# [Task]
Repeat the records verbatim and leave the pictures out of your copy.

# [Supplied material]
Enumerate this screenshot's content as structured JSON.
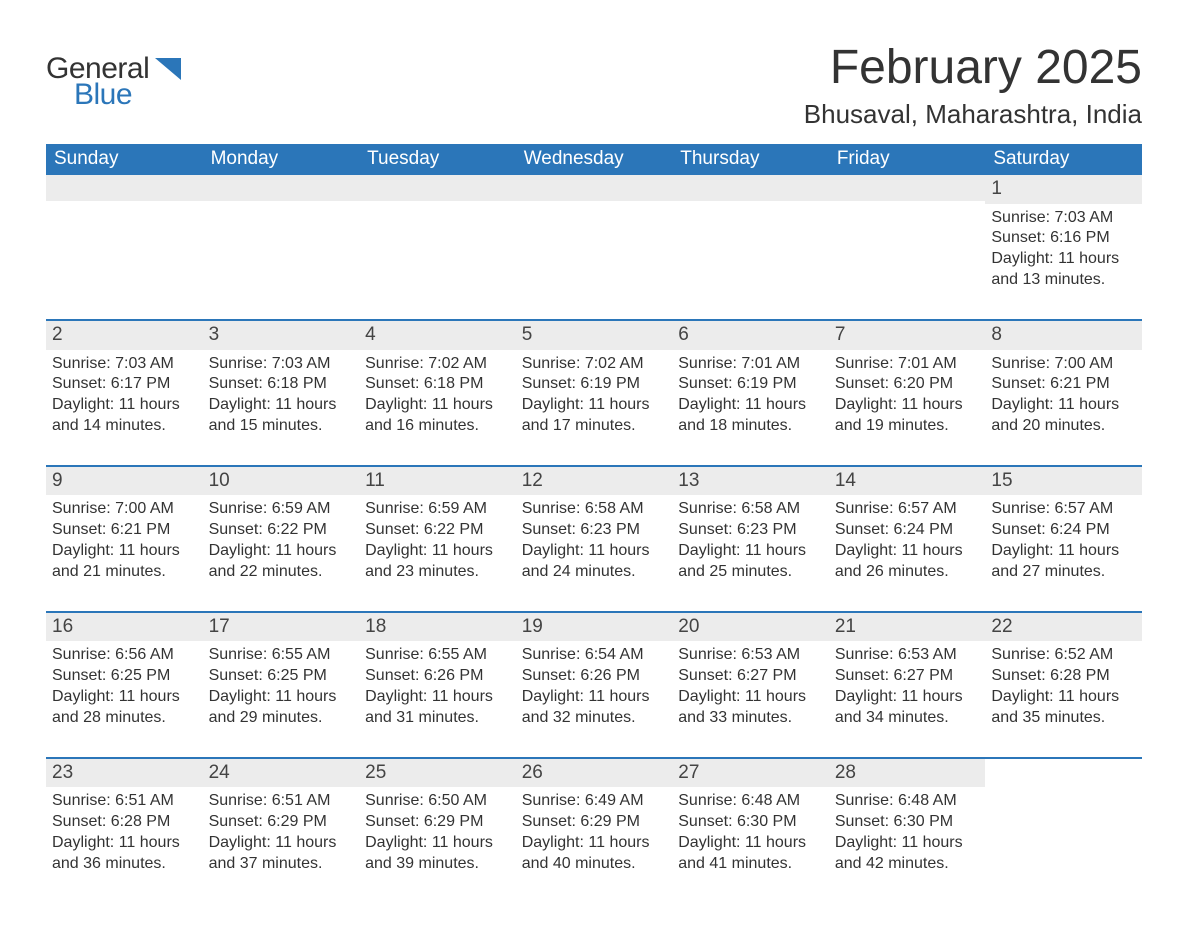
{
  "logo": {
    "word1": "General",
    "word2": "Blue"
  },
  "title": "February 2025",
  "location": "Bhusaval, Maharashtra, India",
  "colors": {
    "header_blue": "#2b76b9",
    "row_border": "#2b76b9",
    "day_bg": "#ececec",
    "text": "#333333",
    "bg": "#ffffff",
    "logo_blue": "#2b76b9"
  },
  "weekday_labels": [
    "Sunday",
    "Monday",
    "Tuesday",
    "Wednesday",
    "Thursday",
    "Friday",
    "Saturday"
  ],
  "weeks": [
    [
      null,
      null,
      null,
      null,
      null,
      null,
      {
        "n": "1",
        "sunrise": "Sunrise: 7:03 AM",
        "sunset": "Sunset: 6:16 PM",
        "daylight1": "Daylight: 11 hours",
        "daylight2": "and 13 minutes."
      }
    ],
    [
      {
        "n": "2",
        "sunrise": "Sunrise: 7:03 AM",
        "sunset": "Sunset: 6:17 PM",
        "daylight1": "Daylight: 11 hours",
        "daylight2": "and 14 minutes."
      },
      {
        "n": "3",
        "sunrise": "Sunrise: 7:03 AM",
        "sunset": "Sunset: 6:18 PM",
        "daylight1": "Daylight: 11 hours",
        "daylight2": "and 15 minutes."
      },
      {
        "n": "4",
        "sunrise": "Sunrise: 7:02 AM",
        "sunset": "Sunset: 6:18 PM",
        "daylight1": "Daylight: 11 hours",
        "daylight2": "and 16 minutes."
      },
      {
        "n": "5",
        "sunrise": "Sunrise: 7:02 AM",
        "sunset": "Sunset: 6:19 PM",
        "daylight1": "Daylight: 11 hours",
        "daylight2": "and 17 minutes."
      },
      {
        "n": "6",
        "sunrise": "Sunrise: 7:01 AM",
        "sunset": "Sunset: 6:19 PM",
        "daylight1": "Daylight: 11 hours",
        "daylight2": "and 18 minutes."
      },
      {
        "n": "7",
        "sunrise": "Sunrise: 7:01 AM",
        "sunset": "Sunset: 6:20 PM",
        "daylight1": "Daylight: 11 hours",
        "daylight2": "and 19 minutes."
      },
      {
        "n": "8",
        "sunrise": "Sunrise: 7:00 AM",
        "sunset": "Sunset: 6:21 PM",
        "daylight1": "Daylight: 11 hours",
        "daylight2": "and 20 minutes."
      }
    ],
    [
      {
        "n": "9",
        "sunrise": "Sunrise: 7:00 AM",
        "sunset": "Sunset: 6:21 PM",
        "daylight1": "Daylight: 11 hours",
        "daylight2": "and 21 minutes."
      },
      {
        "n": "10",
        "sunrise": "Sunrise: 6:59 AM",
        "sunset": "Sunset: 6:22 PM",
        "daylight1": "Daylight: 11 hours",
        "daylight2": "and 22 minutes."
      },
      {
        "n": "11",
        "sunrise": "Sunrise: 6:59 AM",
        "sunset": "Sunset: 6:22 PM",
        "daylight1": "Daylight: 11 hours",
        "daylight2": "and 23 minutes."
      },
      {
        "n": "12",
        "sunrise": "Sunrise: 6:58 AM",
        "sunset": "Sunset: 6:23 PM",
        "daylight1": "Daylight: 11 hours",
        "daylight2": "and 24 minutes."
      },
      {
        "n": "13",
        "sunrise": "Sunrise: 6:58 AM",
        "sunset": "Sunset: 6:23 PM",
        "daylight1": "Daylight: 11 hours",
        "daylight2": "and 25 minutes."
      },
      {
        "n": "14",
        "sunrise": "Sunrise: 6:57 AM",
        "sunset": "Sunset: 6:24 PM",
        "daylight1": "Daylight: 11 hours",
        "daylight2": "and 26 minutes."
      },
      {
        "n": "15",
        "sunrise": "Sunrise: 6:57 AM",
        "sunset": "Sunset: 6:24 PM",
        "daylight1": "Daylight: 11 hours",
        "daylight2": "and 27 minutes."
      }
    ],
    [
      {
        "n": "16",
        "sunrise": "Sunrise: 6:56 AM",
        "sunset": "Sunset: 6:25 PM",
        "daylight1": "Daylight: 11 hours",
        "daylight2": "and 28 minutes."
      },
      {
        "n": "17",
        "sunrise": "Sunrise: 6:55 AM",
        "sunset": "Sunset: 6:25 PM",
        "daylight1": "Daylight: 11 hours",
        "daylight2": "and 29 minutes."
      },
      {
        "n": "18",
        "sunrise": "Sunrise: 6:55 AM",
        "sunset": "Sunset: 6:26 PM",
        "daylight1": "Daylight: 11 hours",
        "daylight2": "and 31 minutes."
      },
      {
        "n": "19",
        "sunrise": "Sunrise: 6:54 AM",
        "sunset": "Sunset: 6:26 PM",
        "daylight1": "Daylight: 11 hours",
        "daylight2": "and 32 minutes."
      },
      {
        "n": "20",
        "sunrise": "Sunrise: 6:53 AM",
        "sunset": "Sunset: 6:27 PM",
        "daylight1": "Daylight: 11 hours",
        "daylight2": "and 33 minutes."
      },
      {
        "n": "21",
        "sunrise": "Sunrise: 6:53 AM",
        "sunset": "Sunset: 6:27 PM",
        "daylight1": "Daylight: 11 hours",
        "daylight2": "and 34 minutes."
      },
      {
        "n": "22",
        "sunrise": "Sunrise: 6:52 AM",
        "sunset": "Sunset: 6:28 PM",
        "daylight1": "Daylight: 11 hours",
        "daylight2": "and 35 minutes."
      }
    ],
    [
      {
        "n": "23",
        "sunrise": "Sunrise: 6:51 AM",
        "sunset": "Sunset: 6:28 PM",
        "daylight1": "Daylight: 11 hours",
        "daylight2": "and 36 minutes."
      },
      {
        "n": "24",
        "sunrise": "Sunrise: 6:51 AM",
        "sunset": "Sunset: 6:29 PM",
        "daylight1": "Daylight: 11 hours",
        "daylight2": "and 37 minutes."
      },
      {
        "n": "25",
        "sunrise": "Sunrise: 6:50 AM",
        "sunset": "Sunset: 6:29 PM",
        "daylight1": "Daylight: 11 hours",
        "daylight2": "and 39 minutes."
      },
      {
        "n": "26",
        "sunrise": "Sunrise: 6:49 AM",
        "sunset": "Sunset: 6:29 PM",
        "daylight1": "Daylight: 11 hours",
        "daylight2": "and 40 minutes."
      },
      {
        "n": "27",
        "sunrise": "Sunrise: 6:48 AM",
        "sunset": "Sunset: 6:30 PM",
        "daylight1": "Daylight: 11 hours",
        "daylight2": "and 41 minutes."
      },
      {
        "n": "28",
        "sunrise": "Sunrise: 6:48 AM",
        "sunset": "Sunset: 6:30 PM",
        "daylight1": "Daylight: 11 hours",
        "daylight2": "and 42 minutes."
      },
      null
    ]
  ]
}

# [Written answer]
Enumerate this screenshot's content as structured JSON.
{
  "logo": {
    "word1": "General",
    "word2": "Blue"
  },
  "title": "February 2025",
  "location": "Bhusaval, Maharashtra, India",
  "colors": {
    "header_blue": "#2b76b9",
    "row_border": "#2b76b9",
    "day_bg": "#ececec",
    "text": "#333333",
    "bg": "#ffffff",
    "logo_blue": "#2b76b9"
  },
  "weekday_labels": [
    "Sunday",
    "Monday",
    "Tuesday",
    "Wednesday",
    "Thursday",
    "Friday",
    "Saturday"
  ],
  "weeks": [
    [
      null,
      null,
      null,
      null,
      null,
      null,
      {
        "n": "1",
        "sunrise": "Sunrise: 7:03 AM",
        "sunset": "Sunset: 6:16 PM",
        "daylight1": "Daylight: 11 hours",
        "daylight2": "and 13 minutes."
      }
    ],
    [
      {
        "n": "2",
        "sunrise": "Sunrise: 7:03 AM",
        "sunset": "Sunset: 6:17 PM",
        "daylight1": "Daylight: 11 hours",
        "daylight2": "and 14 minutes."
      },
      {
        "n": "3",
        "sunrise": "Sunrise: 7:03 AM",
        "sunset": "Sunset: 6:18 PM",
        "daylight1": "Daylight: 11 hours",
        "daylight2": "and 15 minutes."
      },
      {
        "n": "4",
        "sunrise": "Sunrise: 7:02 AM",
        "sunset": "Sunset: 6:18 PM",
        "daylight1": "Daylight: 11 hours",
        "daylight2": "and 16 minutes."
      },
      {
        "n": "5",
        "sunrise": "Sunrise: 7:02 AM",
        "sunset": "Sunset: 6:19 PM",
        "daylight1": "Daylight: 11 hours",
        "daylight2": "and 17 minutes."
      },
      {
        "n": "6",
        "sunrise": "Sunrise: 7:01 AM",
        "sunset": "Sunset: 6:19 PM",
        "daylight1": "Daylight: 11 hours",
        "daylight2": "and 18 minutes."
      },
      {
        "n": "7",
        "sunrise": "Sunrise: 7:01 AM",
        "sunset": "Sunset: 6:20 PM",
        "daylight1": "Daylight: 11 hours",
        "daylight2": "and 19 minutes."
      },
      {
        "n": "8",
        "sunrise": "Sunrise: 7:00 AM",
        "sunset": "Sunset: 6:21 PM",
        "daylight1": "Daylight: 11 hours",
        "daylight2": "and 20 minutes."
      }
    ],
    [
      {
        "n": "9",
        "sunrise": "Sunrise: 7:00 AM",
        "sunset": "Sunset: 6:21 PM",
        "daylight1": "Daylight: 11 hours",
        "daylight2": "and 21 minutes."
      },
      {
        "n": "10",
        "sunrise": "Sunrise: 6:59 AM",
        "sunset": "Sunset: 6:22 PM",
        "daylight1": "Daylight: 11 hours",
        "daylight2": "and 22 minutes."
      },
      {
        "n": "11",
        "sunrise": "Sunrise: 6:59 AM",
        "sunset": "Sunset: 6:22 PM",
        "daylight1": "Daylight: 11 hours",
        "daylight2": "and 23 minutes."
      },
      {
        "n": "12",
        "sunrise": "Sunrise: 6:58 AM",
        "sunset": "Sunset: 6:23 PM",
        "daylight1": "Daylight: 11 hours",
        "daylight2": "and 24 minutes."
      },
      {
        "n": "13",
        "sunrise": "Sunrise: 6:58 AM",
        "sunset": "Sunset: 6:23 PM",
        "daylight1": "Daylight: 11 hours",
        "daylight2": "and 25 minutes."
      },
      {
        "n": "14",
        "sunrise": "Sunrise: 6:57 AM",
        "sunset": "Sunset: 6:24 PM",
        "daylight1": "Daylight: 11 hours",
        "daylight2": "and 26 minutes."
      },
      {
        "n": "15",
        "sunrise": "Sunrise: 6:57 AM",
        "sunset": "Sunset: 6:24 PM",
        "daylight1": "Daylight: 11 hours",
        "daylight2": "and 27 minutes."
      }
    ],
    [
      {
        "n": "16",
        "sunrise": "Sunrise: 6:56 AM",
        "sunset": "Sunset: 6:25 PM",
        "daylight1": "Daylight: 11 hours",
        "daylight2": "and 28 minutes."
      },
      {
        "n": "17",
        "sunrise": "Sunrise: 6:55 AM",
        "sunset": "Sunset: 6:25 PM",
        "daylight1": "Daylight: 11 hours",
        "daylight2": "and 29 minutes."
      },
      {
        "n": "18",
        "sunrise": "Sunrise: 6:55 AM",
        "sunset": "Sunset: 6:26 PM",
        "daylight1": "Daylight: 11 hours",
        "daylight2": "and 31 minutes."
      },
      {
        "n": "19",
        "sunrise": "Sunrise: 6:54 AM",
        "sunset": "Sunset: 6:26 PM",
        "daylight1": "Daylight: 11 hours",
        "daylight2": "and 32 minutes."
      },
      {
        "n": "20",
        "sunrise": "Sunrise: 6:53 AM",
        "sunset": "Sunset: 6:27 PM",
        "daylight1": "Daylight: 11 hours",
        "daylight2": "and 33 minutes."
      },
      {
        "n": "21",
        "sunrise": "Sunrise: 6:53 AM",
        "sunset": "Sunset: 6:27 PM",
        "daylight1": "Daylight: 11 hours",
        "daylight2": "and 34 minutes."
      },
      {
        "n": "22",
        "sunrise": "Sunrise: 6:52 AM",
        "sunset": "Sunset: 6:28 PM",
        "daylight1": "Daylight: 11 hours",
        "daylight2": "and 35 minutes."
      }
    ],
    [
      {
        "n": "23",
        "sunrise": "Sunrise: 6:51 AM",
        "sunset": "Sunset: 6:28 PM",
        "daylight1": "Daylight: 11 hours",
        "daylight2": "and 36 minutes."
      },
      {
        "n": "24",
        "sunrise": "Sunrise: 6:51 AM",
        "sunset": "Sunset: 6:29 PM",
        "daylight1": "Daylight: 11 hours",
        "daylight2": "and 37 minutes."
      },
      {
        "n": "25",
        "sunrise": "Sunrise: 6:50 AM",
        "sunset": "Sunset: 6:29 PM",
        "daylight1": "Daylight: 11 hours",
        "daylight2": "and 39 minutes."
      },
      {
        "n": "26",
        "sunrise": "Sunrise: 6:49 AM",
        "sunset": "Sunset: 6:29 PM",
        "daylight1": "Daylight: 11 hours",
        "daylight2": "and 40 minutes."
      },
      {
        "n": "27",
        "sunrise": "Sunrise: 6:48 AM",
        "sunset": "Sunset: 6:30 PM",
        "daylight1": "Daylight: 11 hours",
        "daylight2": "and 41 minutes."
      },
      {
        "n": "28",
        "sunrise": "Sunrise: 6:48 AM",
        "sunset": "Sunset: 6:30 PM",
        "daylight1": "Daylight: 11 hours",
        "daylight2": "and 42 minutes."
      },
      null
    ]
  ]
}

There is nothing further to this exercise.